* **DESCRIPTION OF THE TASK**
Below are some records; repeat them all exactly, minus the pictures.

* **DATA ROWS**

★ ★ ★ ★ ★

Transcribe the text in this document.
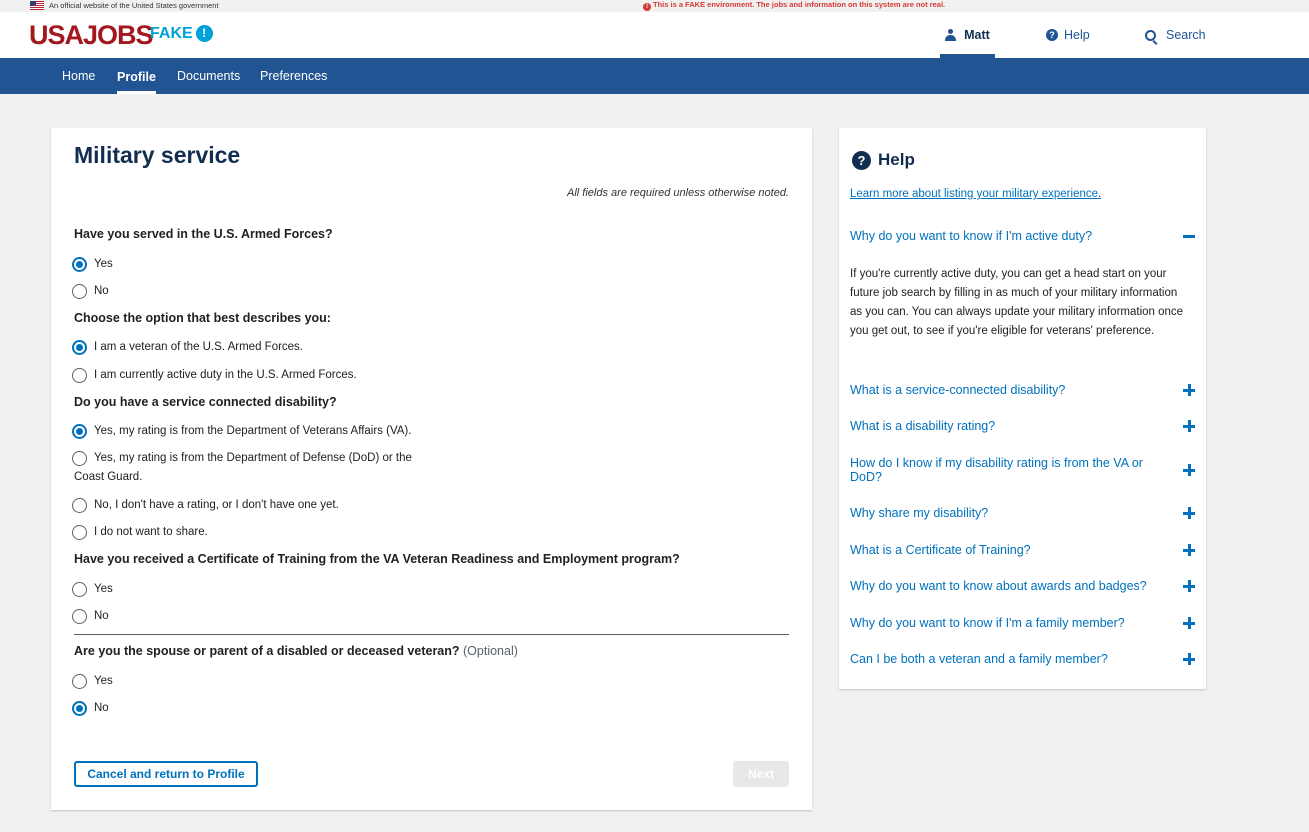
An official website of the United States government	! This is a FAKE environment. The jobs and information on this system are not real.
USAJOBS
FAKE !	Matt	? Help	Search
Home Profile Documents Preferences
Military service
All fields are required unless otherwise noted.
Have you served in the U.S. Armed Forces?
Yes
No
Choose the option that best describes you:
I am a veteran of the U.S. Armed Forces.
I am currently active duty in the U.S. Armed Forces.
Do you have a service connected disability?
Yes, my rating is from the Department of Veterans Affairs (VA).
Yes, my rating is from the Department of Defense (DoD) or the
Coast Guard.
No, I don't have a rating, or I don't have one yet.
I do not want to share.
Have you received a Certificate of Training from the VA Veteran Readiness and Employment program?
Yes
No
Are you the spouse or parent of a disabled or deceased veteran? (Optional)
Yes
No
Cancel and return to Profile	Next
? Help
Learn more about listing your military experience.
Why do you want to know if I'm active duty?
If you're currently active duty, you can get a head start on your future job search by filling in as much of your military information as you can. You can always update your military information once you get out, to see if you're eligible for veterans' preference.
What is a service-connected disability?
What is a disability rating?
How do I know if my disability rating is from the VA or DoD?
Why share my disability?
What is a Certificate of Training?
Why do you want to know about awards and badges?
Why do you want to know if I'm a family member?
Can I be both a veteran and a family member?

★ ★ ★ ★ ★

* **EXERCISE RESPONSE**
Transcribe the text in this document.
An official website of the United States government	! This is a FAKE environment. The jobs and information on this system are not real.
USAJOBS
FAKE !	Matt	? Help	Search
Home Profile Documents Preferences
Military service
All fields are required unless otherwise noted.
Have you served in the U.S. Armed Forces?
Yes
No
Choose the option that best describes you:
I am a veteran of the U.S. Armed Forces.
I am currently active duty in the U.S. Armed Forces.
Do you have a service connected disability?
Yes, my rating is from the Department of Veterans Affairs (VA).
Yes, my rating is from the Department of Defense (DoD) or the
Coast Guard.
No, I don't have a rating, or I don't have one yet.
I do not want to share.
Have you received a Certificate of Training from the VA Veteran Readiness and Employment program?
Yes
No
Are you the spouse or parent of a disabled or deceased veteran? (Optional)
Yes
No
Cancel and return to Profile	Next
? Help
Learn more about listing your military experience.
Why do you want to know if I'm active duty?
If you're currently active duty, you can get a head start on your future job search by filling in as much of your military information as you can. You can always update your military information once you get out, to see if you're eligible for veterans' preference.
What is a service-connected disability?
What is a disability rating?
How do I know if my disability rating is from the VA or DoD?
Why share my disability?
What is a Certificate of Training?
Why do you want to know about awards and badges?
Why do you want to know if I'm a family member?
Can I be both a veteran and a family member?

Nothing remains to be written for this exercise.